- [Objective]: Copy whichever lines contain the string "nutrii".

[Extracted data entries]
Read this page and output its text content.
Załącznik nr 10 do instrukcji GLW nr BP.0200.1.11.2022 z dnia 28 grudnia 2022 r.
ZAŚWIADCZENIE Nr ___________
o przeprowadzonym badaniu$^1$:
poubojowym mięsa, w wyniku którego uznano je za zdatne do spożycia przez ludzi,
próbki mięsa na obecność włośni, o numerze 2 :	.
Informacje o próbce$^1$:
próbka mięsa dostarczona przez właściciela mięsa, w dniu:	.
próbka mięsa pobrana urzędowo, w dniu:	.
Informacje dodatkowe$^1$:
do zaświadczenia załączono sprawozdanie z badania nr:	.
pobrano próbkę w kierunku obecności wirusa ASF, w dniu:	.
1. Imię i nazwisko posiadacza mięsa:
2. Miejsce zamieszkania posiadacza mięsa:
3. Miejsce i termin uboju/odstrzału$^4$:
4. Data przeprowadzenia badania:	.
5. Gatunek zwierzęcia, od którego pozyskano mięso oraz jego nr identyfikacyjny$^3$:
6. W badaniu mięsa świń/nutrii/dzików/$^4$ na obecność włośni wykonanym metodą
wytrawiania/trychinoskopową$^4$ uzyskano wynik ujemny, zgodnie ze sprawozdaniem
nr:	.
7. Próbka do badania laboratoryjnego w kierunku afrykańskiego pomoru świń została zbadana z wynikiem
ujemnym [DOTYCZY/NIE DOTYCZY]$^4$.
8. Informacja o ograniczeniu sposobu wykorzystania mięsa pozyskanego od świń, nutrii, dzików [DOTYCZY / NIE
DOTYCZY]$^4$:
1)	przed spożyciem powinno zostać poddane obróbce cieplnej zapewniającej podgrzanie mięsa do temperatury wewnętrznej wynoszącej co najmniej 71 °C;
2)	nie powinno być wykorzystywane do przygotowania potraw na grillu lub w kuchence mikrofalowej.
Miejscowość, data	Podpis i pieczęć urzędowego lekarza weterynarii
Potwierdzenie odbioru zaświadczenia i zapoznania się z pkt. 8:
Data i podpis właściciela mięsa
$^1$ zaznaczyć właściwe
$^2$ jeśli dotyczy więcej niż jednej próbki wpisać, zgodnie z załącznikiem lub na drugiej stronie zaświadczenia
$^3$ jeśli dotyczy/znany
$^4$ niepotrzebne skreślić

- [Result]:
6. W badaniu mięsa świń/nutrii/dzików/$^4$ na obecność włośni wykonanym metodą
8. Informacja o ograniczeniu sposobu wykorzystania mięsa pozyskanego od świń, nutrii, dzików [DOTYCZY / NIE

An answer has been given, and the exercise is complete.